··· Supplied records
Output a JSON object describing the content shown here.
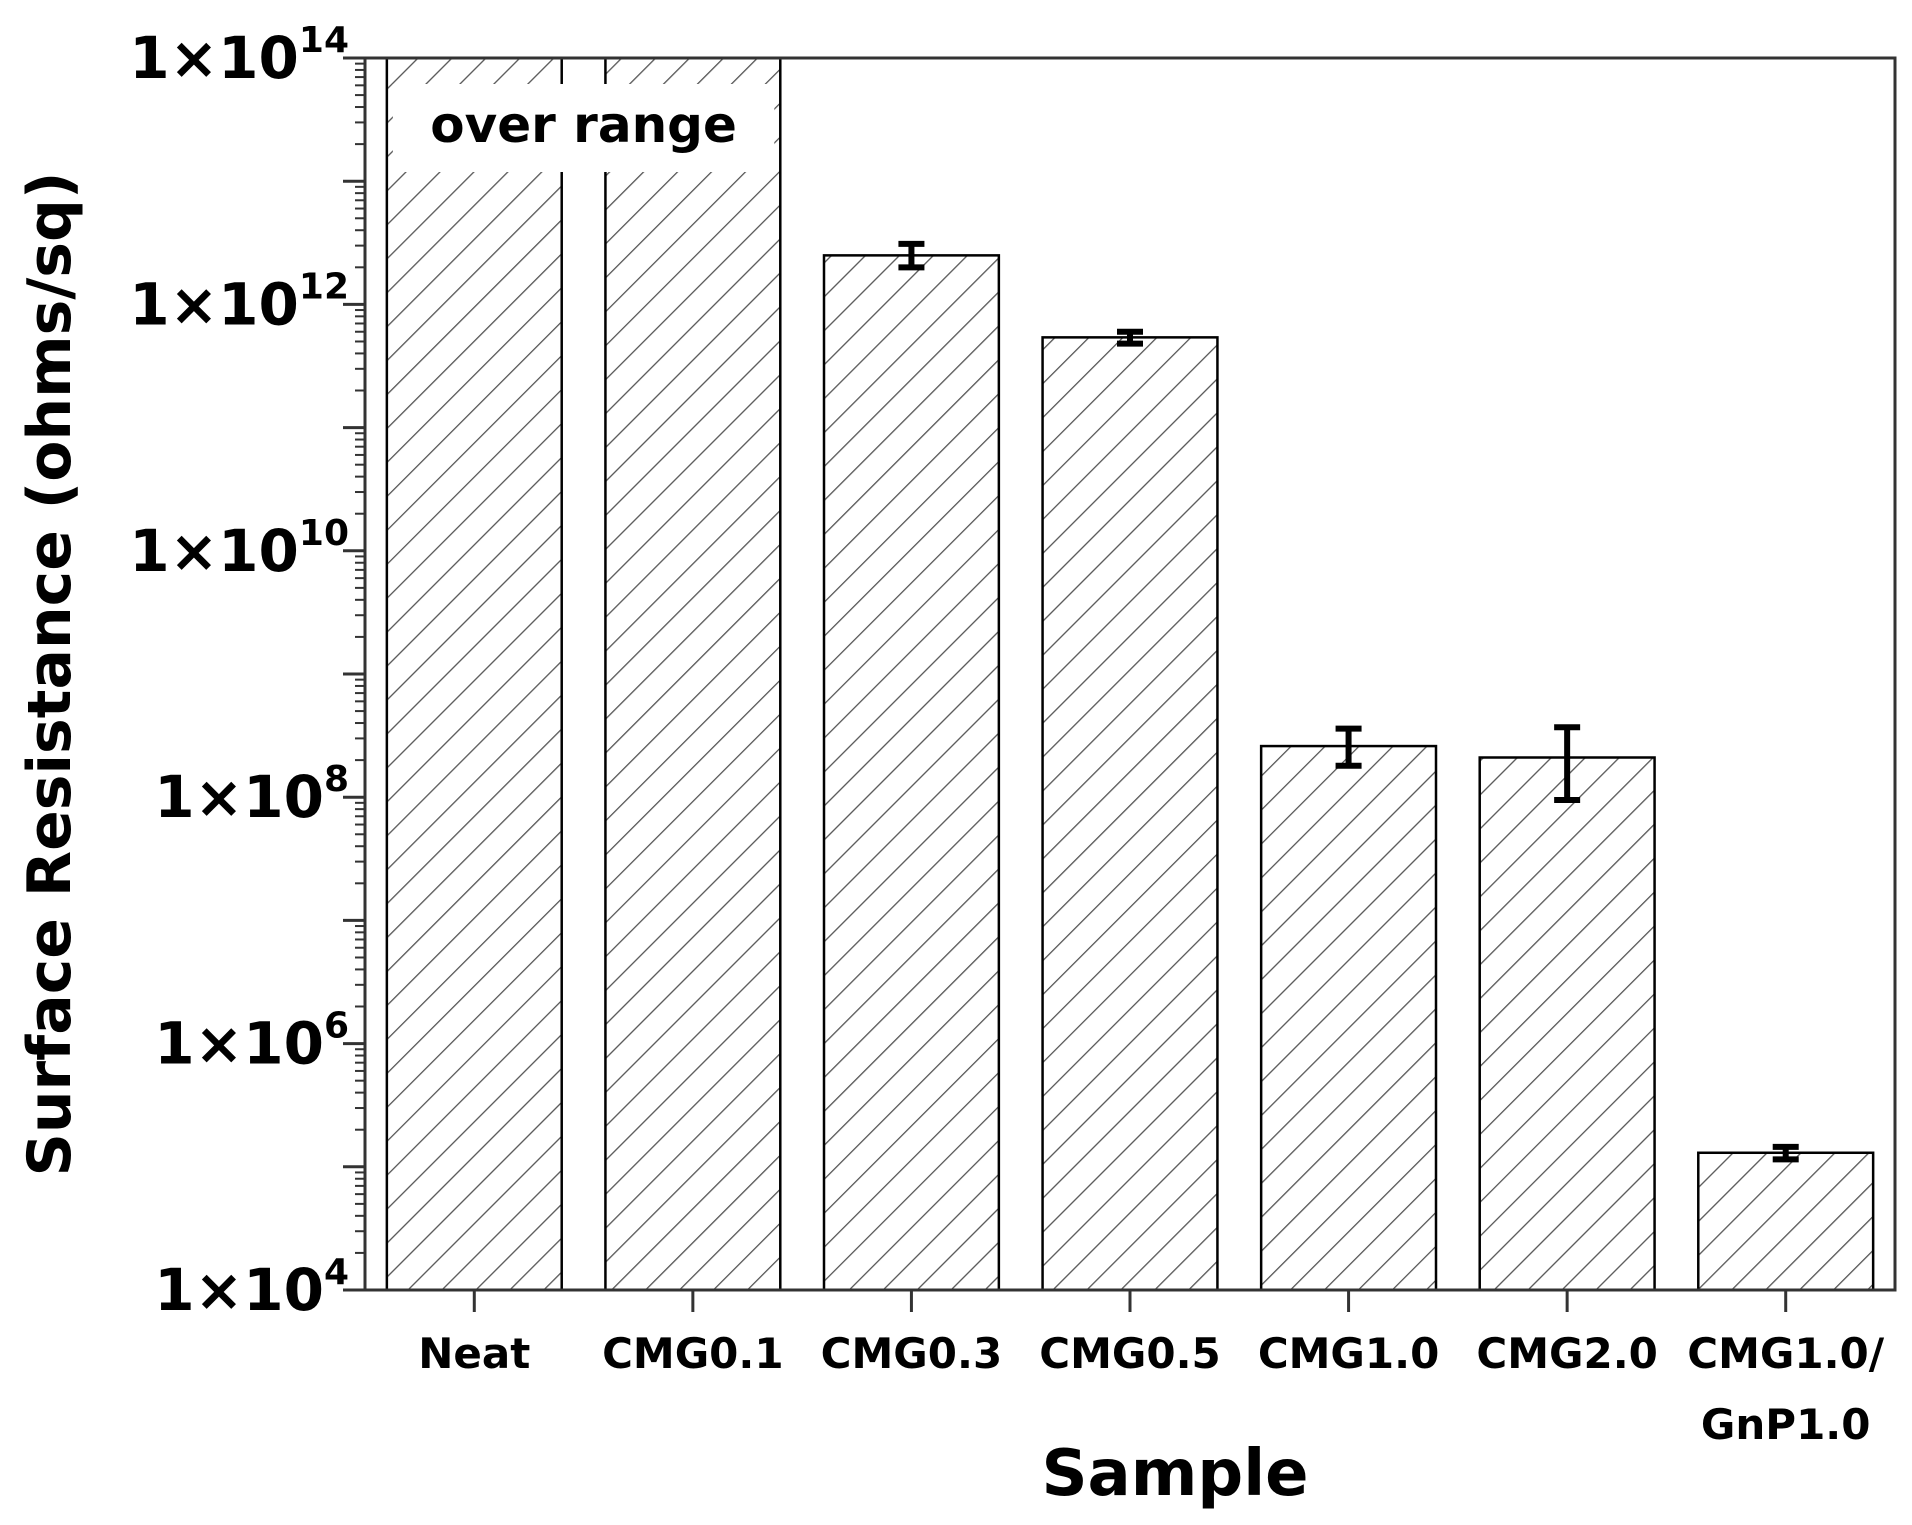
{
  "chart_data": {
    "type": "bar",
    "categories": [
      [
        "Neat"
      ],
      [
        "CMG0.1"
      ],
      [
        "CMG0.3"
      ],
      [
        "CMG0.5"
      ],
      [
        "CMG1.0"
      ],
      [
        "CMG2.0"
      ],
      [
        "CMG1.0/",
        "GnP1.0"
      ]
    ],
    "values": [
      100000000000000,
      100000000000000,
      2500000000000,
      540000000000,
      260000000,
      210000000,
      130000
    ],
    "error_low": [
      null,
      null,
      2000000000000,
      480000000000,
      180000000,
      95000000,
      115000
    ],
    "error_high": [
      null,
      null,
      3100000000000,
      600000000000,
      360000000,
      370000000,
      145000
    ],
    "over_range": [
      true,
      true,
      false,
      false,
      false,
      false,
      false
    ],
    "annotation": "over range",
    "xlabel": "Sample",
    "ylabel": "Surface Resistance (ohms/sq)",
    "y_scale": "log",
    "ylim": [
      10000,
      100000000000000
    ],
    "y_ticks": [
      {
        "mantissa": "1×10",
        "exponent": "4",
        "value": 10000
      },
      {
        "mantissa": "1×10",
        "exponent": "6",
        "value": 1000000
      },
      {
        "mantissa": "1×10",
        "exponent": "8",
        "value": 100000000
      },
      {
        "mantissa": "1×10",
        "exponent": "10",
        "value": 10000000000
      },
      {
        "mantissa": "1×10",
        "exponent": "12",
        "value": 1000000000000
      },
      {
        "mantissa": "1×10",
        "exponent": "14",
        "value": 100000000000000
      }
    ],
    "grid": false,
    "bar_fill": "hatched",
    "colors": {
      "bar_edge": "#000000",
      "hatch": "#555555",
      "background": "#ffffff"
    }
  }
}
······
··· Supplied records
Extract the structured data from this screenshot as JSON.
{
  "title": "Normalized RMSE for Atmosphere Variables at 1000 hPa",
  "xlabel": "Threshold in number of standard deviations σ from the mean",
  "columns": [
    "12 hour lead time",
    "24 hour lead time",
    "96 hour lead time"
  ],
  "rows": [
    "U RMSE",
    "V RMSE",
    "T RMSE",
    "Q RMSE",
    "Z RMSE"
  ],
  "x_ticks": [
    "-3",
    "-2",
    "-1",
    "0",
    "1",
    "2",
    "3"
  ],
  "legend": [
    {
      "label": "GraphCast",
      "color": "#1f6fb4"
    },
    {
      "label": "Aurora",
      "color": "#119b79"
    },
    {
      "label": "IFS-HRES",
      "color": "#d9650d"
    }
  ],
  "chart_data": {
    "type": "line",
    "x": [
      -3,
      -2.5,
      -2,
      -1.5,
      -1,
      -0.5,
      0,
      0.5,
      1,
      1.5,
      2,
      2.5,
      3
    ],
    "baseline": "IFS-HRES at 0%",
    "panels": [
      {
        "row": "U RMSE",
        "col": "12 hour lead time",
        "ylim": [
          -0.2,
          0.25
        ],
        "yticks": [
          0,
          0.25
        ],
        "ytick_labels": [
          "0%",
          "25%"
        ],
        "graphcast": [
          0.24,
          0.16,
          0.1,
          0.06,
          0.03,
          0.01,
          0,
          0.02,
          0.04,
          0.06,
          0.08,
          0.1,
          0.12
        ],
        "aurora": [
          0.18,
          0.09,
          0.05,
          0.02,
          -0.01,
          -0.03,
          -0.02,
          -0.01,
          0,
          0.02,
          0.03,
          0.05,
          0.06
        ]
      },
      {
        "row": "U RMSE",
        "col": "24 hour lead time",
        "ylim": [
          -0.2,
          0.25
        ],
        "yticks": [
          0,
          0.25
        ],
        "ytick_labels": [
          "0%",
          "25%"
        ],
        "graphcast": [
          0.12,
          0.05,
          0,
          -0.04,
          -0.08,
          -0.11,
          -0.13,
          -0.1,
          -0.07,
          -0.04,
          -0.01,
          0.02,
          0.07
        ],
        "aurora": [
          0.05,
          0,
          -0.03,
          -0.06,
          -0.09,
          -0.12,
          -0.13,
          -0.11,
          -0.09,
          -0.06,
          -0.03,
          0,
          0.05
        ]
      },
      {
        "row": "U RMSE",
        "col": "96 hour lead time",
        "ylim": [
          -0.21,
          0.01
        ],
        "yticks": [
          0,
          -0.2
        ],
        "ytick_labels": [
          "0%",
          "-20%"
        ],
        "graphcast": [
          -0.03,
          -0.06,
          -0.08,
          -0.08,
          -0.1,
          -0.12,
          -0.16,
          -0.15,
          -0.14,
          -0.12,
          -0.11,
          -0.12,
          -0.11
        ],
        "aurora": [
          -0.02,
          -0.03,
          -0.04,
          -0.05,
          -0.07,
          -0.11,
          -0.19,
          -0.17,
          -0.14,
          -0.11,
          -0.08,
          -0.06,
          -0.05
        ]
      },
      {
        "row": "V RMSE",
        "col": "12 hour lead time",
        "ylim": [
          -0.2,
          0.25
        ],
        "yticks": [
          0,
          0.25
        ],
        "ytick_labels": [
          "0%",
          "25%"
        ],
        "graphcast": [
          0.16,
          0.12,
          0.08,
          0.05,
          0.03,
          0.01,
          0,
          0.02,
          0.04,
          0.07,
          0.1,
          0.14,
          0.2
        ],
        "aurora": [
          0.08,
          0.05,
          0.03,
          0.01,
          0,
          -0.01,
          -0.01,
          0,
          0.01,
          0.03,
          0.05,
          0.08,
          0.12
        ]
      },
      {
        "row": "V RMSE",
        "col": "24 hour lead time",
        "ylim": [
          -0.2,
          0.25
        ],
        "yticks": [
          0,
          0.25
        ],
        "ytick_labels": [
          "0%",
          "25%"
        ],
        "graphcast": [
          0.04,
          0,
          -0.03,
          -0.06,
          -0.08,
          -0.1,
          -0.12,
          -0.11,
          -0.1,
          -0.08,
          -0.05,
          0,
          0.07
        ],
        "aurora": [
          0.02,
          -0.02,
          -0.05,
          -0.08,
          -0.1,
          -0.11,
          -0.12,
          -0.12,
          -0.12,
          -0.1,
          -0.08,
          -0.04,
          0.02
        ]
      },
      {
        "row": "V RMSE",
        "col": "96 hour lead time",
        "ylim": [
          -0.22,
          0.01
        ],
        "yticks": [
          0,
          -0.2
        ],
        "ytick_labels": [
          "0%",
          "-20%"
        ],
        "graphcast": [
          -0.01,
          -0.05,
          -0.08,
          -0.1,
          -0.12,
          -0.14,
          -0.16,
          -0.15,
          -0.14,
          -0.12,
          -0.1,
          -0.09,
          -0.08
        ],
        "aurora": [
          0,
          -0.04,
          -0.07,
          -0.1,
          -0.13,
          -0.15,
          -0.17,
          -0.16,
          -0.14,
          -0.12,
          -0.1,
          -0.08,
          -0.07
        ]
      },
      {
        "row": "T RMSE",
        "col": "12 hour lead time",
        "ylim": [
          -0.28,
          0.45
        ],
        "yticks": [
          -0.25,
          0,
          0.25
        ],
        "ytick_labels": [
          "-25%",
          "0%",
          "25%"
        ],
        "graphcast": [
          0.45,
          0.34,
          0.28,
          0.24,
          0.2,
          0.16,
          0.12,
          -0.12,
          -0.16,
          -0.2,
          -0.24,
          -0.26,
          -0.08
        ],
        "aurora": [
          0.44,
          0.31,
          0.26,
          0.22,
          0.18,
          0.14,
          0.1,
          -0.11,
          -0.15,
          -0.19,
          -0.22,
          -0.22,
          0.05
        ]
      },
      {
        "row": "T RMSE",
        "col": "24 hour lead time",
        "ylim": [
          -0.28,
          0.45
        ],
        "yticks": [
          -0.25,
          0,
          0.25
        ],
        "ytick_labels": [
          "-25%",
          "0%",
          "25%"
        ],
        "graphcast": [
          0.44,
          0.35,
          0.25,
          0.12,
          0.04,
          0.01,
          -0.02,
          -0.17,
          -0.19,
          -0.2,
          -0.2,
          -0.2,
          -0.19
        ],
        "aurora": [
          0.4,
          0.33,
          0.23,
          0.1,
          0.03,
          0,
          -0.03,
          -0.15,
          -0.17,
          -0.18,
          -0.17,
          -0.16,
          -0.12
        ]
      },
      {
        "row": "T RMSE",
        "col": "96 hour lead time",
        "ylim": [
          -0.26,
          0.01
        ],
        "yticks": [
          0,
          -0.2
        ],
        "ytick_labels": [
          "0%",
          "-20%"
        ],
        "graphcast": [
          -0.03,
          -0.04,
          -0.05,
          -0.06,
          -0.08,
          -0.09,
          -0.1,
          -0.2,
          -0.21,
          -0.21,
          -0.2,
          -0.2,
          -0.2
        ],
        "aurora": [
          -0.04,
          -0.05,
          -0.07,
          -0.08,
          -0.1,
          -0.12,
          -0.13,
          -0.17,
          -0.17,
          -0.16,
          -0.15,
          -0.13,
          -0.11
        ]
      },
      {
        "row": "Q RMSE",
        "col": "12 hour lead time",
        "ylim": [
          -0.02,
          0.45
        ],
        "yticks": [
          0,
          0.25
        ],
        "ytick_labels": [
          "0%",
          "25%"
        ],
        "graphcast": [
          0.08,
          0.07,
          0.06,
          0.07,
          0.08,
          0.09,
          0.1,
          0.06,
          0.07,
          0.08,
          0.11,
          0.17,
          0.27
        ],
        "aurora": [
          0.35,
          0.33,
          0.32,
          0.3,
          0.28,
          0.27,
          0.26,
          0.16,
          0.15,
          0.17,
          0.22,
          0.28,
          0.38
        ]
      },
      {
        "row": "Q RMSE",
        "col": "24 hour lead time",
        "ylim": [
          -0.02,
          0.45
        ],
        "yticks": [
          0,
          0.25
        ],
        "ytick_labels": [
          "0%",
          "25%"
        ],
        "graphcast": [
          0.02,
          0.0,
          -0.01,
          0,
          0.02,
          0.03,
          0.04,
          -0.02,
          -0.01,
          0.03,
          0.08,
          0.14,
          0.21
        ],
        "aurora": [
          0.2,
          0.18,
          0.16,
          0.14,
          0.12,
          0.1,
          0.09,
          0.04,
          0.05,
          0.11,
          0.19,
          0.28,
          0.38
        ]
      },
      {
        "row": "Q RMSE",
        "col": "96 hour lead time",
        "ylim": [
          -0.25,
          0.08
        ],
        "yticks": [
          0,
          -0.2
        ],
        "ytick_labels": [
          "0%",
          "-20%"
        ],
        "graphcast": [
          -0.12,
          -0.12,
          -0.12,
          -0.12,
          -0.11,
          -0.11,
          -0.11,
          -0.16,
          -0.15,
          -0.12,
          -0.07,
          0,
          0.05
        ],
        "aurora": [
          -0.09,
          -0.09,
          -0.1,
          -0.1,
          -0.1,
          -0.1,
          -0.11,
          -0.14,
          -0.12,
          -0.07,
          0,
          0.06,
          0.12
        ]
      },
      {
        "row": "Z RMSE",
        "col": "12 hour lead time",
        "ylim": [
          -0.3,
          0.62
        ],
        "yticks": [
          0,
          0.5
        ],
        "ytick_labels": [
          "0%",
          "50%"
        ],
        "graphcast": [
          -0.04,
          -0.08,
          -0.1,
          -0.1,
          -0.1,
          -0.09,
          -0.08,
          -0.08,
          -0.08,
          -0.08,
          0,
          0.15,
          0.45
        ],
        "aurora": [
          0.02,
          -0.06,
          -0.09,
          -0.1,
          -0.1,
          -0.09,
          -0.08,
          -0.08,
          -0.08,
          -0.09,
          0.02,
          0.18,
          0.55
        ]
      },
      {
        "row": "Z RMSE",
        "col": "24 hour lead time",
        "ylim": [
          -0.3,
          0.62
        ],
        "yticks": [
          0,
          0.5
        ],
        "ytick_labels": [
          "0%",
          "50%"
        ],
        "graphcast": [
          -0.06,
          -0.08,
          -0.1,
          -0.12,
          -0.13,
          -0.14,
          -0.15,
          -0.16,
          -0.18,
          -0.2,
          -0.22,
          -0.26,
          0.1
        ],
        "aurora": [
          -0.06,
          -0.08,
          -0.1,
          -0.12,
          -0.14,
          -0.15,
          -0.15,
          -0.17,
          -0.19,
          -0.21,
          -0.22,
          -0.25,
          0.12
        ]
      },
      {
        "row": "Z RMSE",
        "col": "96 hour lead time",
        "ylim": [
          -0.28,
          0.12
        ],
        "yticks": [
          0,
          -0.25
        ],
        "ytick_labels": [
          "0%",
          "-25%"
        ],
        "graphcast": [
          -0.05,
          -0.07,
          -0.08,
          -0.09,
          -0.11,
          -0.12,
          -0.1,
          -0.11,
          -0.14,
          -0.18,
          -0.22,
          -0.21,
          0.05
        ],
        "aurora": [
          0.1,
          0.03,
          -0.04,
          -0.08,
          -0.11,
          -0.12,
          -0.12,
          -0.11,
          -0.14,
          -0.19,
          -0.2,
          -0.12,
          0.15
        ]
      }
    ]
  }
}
······
Check each line above for the word "from", and copy the lines where it appears.

Extract the structured data from this screenshot as JSON.
  "xlabel": "Threshold in number of standard deviations σ from the mean",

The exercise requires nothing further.